Records contained in a dataset

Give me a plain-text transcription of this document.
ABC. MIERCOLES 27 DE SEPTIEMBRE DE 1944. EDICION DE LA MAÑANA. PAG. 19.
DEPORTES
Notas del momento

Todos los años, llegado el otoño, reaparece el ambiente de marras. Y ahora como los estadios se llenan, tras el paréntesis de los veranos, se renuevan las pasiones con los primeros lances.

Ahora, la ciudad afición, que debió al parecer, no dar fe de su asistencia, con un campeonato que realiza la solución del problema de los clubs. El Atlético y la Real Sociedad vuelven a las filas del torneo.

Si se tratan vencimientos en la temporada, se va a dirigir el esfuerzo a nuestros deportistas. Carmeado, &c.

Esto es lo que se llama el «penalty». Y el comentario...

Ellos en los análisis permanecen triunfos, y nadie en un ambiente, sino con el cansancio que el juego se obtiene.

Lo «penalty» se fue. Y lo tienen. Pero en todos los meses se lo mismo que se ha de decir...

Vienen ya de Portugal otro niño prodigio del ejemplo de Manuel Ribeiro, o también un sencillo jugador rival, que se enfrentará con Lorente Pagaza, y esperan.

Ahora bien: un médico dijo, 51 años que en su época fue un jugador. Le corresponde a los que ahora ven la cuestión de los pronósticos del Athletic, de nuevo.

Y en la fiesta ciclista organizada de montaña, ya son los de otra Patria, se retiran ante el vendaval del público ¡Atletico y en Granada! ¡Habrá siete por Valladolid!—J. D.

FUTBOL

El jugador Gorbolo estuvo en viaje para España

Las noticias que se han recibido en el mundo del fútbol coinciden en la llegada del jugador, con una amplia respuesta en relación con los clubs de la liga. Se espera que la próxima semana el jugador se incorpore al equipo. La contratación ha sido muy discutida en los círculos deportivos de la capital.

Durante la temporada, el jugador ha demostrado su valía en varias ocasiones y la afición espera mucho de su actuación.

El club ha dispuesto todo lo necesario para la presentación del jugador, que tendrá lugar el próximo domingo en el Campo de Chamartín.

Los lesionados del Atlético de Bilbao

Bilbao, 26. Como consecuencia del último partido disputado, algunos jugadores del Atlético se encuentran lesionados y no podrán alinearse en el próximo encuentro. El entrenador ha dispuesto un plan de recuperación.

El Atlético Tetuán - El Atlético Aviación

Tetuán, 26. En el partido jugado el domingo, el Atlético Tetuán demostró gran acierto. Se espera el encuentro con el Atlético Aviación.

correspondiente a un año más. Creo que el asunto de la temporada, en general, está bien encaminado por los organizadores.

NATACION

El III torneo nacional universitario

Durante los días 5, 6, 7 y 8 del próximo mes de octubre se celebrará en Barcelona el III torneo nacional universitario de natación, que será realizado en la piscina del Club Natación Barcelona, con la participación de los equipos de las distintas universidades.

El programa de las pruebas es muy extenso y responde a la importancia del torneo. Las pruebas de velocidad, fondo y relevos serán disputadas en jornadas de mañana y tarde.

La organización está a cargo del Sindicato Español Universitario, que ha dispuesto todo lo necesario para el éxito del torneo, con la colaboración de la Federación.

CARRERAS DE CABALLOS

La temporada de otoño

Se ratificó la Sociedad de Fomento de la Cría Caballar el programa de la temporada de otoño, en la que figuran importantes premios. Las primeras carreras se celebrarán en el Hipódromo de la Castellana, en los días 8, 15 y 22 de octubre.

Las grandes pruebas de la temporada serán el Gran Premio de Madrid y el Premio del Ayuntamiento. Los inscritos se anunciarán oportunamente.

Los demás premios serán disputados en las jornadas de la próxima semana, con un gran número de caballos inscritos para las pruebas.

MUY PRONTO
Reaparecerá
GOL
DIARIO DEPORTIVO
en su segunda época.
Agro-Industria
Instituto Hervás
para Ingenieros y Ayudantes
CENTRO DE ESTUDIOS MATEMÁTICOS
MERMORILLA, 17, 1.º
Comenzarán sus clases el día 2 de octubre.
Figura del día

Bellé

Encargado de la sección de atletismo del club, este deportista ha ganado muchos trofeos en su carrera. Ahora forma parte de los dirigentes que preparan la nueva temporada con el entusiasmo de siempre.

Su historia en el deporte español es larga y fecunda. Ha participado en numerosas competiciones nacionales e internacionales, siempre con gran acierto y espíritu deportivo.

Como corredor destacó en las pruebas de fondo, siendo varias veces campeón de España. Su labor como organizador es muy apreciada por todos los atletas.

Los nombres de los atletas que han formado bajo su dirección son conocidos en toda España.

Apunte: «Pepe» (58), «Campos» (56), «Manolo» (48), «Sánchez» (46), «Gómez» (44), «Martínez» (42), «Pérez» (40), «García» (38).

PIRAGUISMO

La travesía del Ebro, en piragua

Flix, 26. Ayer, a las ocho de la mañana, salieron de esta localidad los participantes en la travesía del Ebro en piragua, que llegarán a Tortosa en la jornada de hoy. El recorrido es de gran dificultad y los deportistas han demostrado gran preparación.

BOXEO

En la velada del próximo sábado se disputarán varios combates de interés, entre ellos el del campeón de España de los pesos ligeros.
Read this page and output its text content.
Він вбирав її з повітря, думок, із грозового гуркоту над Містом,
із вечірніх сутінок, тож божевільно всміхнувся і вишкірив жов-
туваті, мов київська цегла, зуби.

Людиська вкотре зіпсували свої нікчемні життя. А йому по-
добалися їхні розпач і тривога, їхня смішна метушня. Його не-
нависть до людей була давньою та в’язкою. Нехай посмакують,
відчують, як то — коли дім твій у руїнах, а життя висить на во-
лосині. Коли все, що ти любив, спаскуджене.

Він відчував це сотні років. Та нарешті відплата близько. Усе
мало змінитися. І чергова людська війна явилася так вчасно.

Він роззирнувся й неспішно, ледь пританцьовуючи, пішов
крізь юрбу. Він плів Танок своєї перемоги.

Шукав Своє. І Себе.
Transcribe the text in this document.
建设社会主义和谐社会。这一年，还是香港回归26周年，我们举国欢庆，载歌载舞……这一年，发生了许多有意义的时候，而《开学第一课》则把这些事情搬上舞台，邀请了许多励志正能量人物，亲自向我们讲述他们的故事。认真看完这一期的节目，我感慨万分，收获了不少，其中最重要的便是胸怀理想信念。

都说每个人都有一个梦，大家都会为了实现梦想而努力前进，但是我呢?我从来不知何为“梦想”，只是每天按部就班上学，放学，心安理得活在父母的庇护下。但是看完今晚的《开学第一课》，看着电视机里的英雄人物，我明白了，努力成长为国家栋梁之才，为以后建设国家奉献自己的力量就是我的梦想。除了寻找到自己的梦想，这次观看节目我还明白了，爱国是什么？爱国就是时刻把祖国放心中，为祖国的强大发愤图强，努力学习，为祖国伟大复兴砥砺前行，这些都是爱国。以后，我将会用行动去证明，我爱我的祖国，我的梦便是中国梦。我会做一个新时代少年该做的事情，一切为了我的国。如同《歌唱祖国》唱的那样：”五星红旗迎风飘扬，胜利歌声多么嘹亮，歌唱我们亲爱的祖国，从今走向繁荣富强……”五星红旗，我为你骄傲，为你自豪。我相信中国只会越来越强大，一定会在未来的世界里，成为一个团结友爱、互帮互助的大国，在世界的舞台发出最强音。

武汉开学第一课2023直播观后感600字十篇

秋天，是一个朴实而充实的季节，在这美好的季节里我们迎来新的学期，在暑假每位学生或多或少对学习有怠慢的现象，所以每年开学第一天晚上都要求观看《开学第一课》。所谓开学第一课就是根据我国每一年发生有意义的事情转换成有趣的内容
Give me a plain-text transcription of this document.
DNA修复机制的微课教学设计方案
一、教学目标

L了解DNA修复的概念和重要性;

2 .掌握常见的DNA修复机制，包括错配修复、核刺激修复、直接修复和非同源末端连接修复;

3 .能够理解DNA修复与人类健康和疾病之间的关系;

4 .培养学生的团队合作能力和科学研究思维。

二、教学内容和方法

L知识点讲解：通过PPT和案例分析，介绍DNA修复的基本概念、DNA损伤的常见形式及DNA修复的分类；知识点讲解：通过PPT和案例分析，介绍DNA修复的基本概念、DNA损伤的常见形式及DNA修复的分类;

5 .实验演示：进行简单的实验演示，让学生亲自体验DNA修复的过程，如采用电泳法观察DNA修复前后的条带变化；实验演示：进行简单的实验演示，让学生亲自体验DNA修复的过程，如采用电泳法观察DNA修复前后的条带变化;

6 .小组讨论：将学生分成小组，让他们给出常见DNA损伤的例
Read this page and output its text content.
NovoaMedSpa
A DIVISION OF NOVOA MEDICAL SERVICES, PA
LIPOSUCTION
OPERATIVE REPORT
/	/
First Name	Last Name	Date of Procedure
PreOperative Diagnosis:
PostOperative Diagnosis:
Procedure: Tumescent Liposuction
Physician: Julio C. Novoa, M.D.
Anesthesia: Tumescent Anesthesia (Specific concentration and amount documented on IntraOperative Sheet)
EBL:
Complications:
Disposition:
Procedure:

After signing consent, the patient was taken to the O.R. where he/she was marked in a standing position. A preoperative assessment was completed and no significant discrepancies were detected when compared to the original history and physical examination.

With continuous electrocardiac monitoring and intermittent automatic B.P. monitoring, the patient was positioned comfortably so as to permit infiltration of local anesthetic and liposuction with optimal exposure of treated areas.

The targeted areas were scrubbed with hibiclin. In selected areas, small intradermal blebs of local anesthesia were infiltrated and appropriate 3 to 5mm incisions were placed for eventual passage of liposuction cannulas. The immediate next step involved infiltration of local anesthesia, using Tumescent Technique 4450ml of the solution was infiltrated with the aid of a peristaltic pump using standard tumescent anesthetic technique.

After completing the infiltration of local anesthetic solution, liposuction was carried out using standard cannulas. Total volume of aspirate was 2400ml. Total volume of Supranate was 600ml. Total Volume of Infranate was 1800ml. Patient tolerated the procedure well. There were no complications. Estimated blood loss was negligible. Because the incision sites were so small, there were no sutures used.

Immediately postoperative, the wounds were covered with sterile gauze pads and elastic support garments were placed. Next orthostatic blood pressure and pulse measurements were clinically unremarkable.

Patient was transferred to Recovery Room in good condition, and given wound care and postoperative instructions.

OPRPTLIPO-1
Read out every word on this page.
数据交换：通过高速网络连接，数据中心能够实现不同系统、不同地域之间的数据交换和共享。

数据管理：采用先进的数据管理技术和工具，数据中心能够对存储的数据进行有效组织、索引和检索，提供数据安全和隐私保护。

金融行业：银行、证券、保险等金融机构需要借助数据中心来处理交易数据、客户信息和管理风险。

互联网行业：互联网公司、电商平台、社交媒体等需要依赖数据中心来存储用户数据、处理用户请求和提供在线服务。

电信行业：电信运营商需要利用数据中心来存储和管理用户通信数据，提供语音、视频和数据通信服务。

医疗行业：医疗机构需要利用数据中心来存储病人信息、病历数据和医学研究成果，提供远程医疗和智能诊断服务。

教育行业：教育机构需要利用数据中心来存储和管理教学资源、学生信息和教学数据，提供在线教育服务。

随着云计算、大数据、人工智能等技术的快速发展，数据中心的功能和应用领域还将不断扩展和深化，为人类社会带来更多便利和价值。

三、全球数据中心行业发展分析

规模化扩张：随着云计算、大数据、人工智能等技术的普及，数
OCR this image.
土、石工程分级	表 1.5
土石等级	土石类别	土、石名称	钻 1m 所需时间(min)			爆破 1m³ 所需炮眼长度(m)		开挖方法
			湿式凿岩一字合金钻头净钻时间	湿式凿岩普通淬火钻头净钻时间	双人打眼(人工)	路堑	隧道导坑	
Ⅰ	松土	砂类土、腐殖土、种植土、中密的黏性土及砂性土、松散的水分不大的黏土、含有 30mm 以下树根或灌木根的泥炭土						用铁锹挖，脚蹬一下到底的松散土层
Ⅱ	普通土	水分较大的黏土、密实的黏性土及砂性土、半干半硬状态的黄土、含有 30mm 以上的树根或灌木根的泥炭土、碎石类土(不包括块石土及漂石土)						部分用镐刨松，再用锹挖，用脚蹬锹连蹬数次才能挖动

Work to do → Set down, exactly and in full, the lines from the one containing "OCR this image." through the end of the entries; no other line belongs.

Result for this exercise →
OCR this image.
土、石工程分级	表 1.5
土石等级	土石类别	土、石名称	钻 1m 所需时间(min)			爆破 1m³ 所需炮眼长度(m)		开挖方法
			湿式凿岩一字合金钻头净钻时间	湿式凿岩普通淬火钻头净钻时间	双人打眼(人工)	路堑	隧道导坑	
Ⅰ	松土	砂类土、腐殖土、种植土、中密的黏性土及砂性土、松散的水分不大的黏土、含有 30mm 以下树根或灌木根的泥炭土						用铁锹挖，脚蹬一下到底的松散土层
Ⅱ	普通土	水分较大的黏土、密实的黏性土及砂性土、半干半硬状态的黄土、含有 30mm 以上的树根或灌木根的泥炭土、碎石类土(不包括块石土及漂石土)						部分用镐刨松，再用锹挖，用脚蹬锹连蹬数次才能挖动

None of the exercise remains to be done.